• **Records shown**
■ ■ ■ ■
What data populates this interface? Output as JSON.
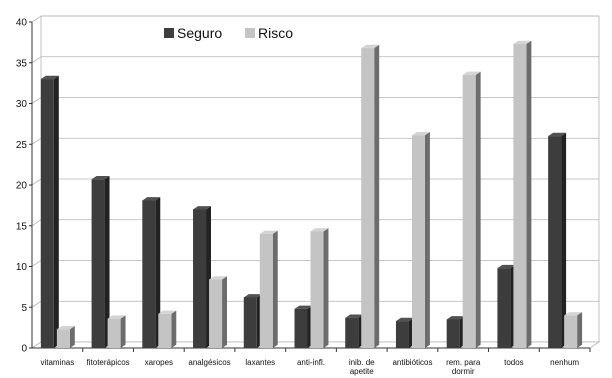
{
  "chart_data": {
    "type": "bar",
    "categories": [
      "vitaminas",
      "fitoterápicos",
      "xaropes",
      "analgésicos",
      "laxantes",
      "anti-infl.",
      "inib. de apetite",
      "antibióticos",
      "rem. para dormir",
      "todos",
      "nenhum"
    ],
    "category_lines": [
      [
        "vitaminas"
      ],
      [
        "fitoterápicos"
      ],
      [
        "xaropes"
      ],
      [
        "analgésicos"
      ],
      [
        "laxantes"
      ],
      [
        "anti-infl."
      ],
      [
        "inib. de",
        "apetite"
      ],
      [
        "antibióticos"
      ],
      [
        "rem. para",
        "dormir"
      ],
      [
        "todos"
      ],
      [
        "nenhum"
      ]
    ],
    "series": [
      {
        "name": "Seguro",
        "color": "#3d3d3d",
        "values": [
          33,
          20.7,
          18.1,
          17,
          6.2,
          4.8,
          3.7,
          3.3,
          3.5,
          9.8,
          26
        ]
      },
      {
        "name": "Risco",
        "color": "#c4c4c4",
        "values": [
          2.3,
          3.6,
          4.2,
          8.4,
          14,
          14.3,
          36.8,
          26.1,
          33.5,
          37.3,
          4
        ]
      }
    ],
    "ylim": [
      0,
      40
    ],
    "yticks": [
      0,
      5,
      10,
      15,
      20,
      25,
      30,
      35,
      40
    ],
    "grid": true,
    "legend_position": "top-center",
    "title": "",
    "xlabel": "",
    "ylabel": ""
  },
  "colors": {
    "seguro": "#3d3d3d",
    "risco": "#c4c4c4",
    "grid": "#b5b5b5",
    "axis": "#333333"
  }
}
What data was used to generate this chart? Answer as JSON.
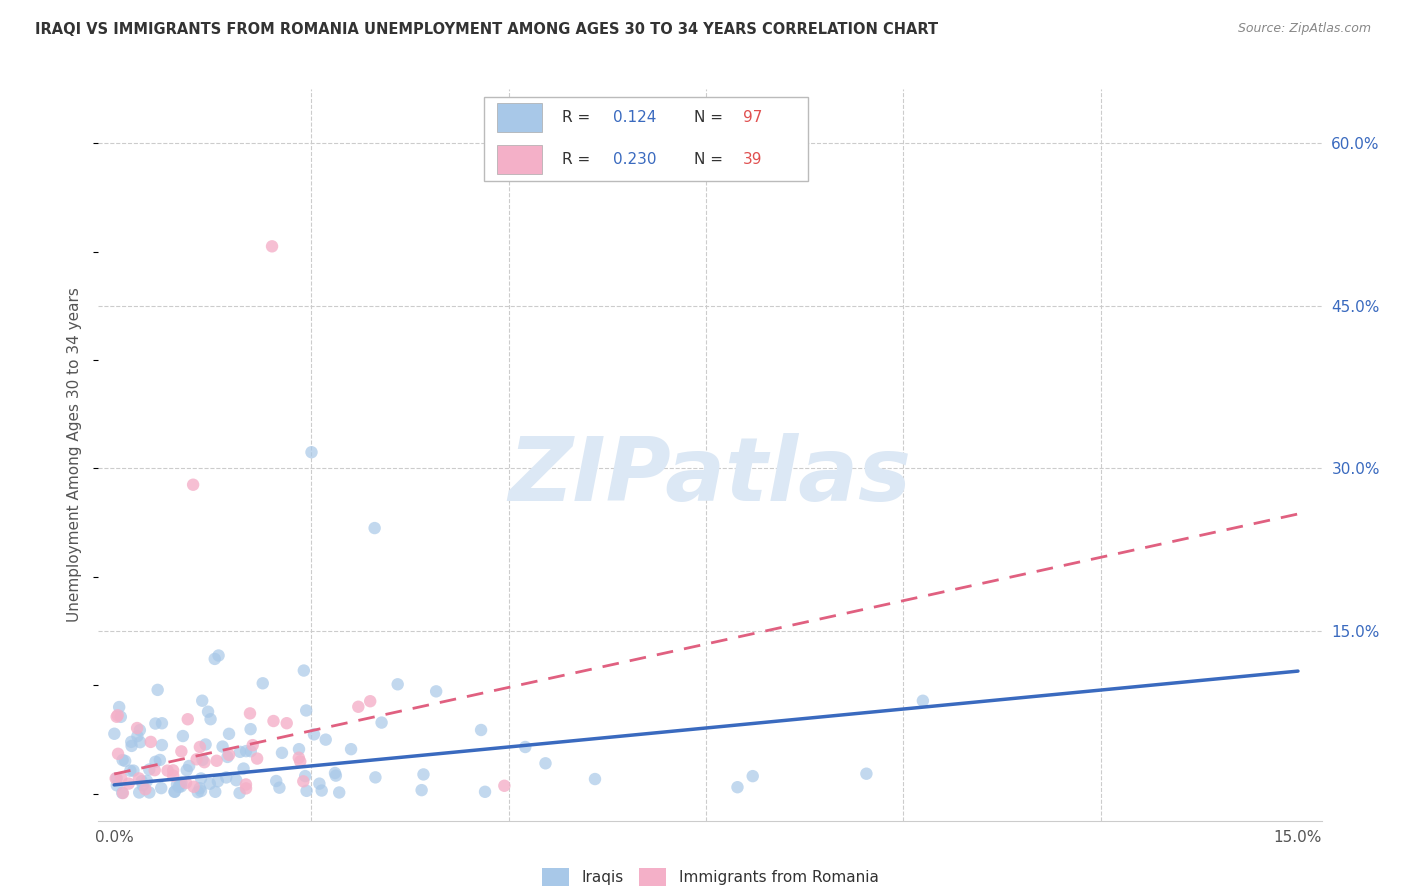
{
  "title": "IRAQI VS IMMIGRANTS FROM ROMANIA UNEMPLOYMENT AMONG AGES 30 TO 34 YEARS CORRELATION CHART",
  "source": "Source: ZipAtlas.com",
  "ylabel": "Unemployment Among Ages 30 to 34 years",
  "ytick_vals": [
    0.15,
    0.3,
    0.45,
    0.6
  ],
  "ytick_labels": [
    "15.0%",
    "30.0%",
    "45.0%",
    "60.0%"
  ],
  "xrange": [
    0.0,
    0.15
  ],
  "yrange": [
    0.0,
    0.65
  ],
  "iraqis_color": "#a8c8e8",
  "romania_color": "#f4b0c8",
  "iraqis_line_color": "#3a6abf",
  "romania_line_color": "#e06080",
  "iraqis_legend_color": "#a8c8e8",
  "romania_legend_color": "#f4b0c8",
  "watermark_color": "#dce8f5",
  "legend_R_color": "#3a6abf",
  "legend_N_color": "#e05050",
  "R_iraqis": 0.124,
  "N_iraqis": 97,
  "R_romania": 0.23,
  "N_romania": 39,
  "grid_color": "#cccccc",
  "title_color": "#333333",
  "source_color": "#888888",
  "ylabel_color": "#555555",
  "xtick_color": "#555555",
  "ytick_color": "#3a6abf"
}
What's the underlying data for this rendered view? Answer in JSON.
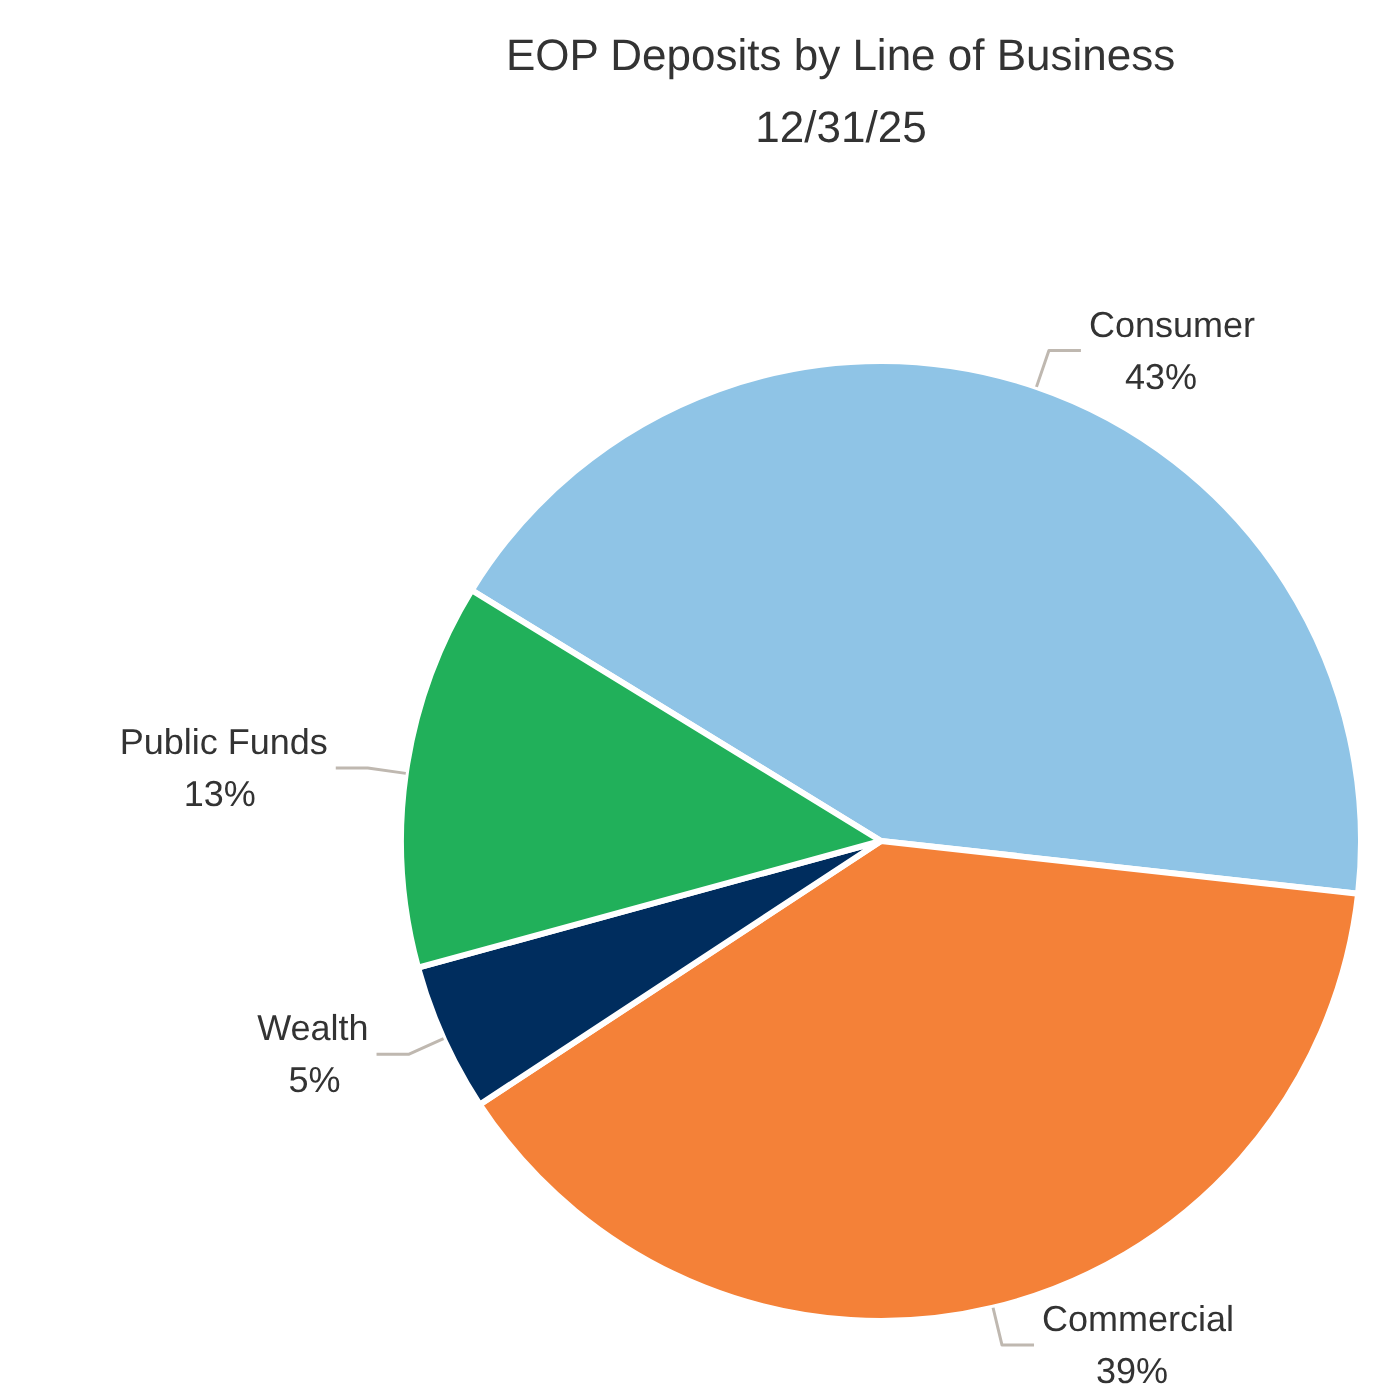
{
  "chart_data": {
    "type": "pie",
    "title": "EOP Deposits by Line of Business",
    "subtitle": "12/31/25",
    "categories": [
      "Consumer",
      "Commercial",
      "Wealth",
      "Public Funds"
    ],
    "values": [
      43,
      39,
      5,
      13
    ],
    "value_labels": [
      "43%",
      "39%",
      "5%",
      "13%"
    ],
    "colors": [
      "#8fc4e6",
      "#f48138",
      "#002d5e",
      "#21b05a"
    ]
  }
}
■ ■ ■ ■
Go through the lines above. Select every one that has the string "Answer".

What data was used to generate this chart? Answer as JSON.
What's the underlying data for this rendered view? Answer in JSON.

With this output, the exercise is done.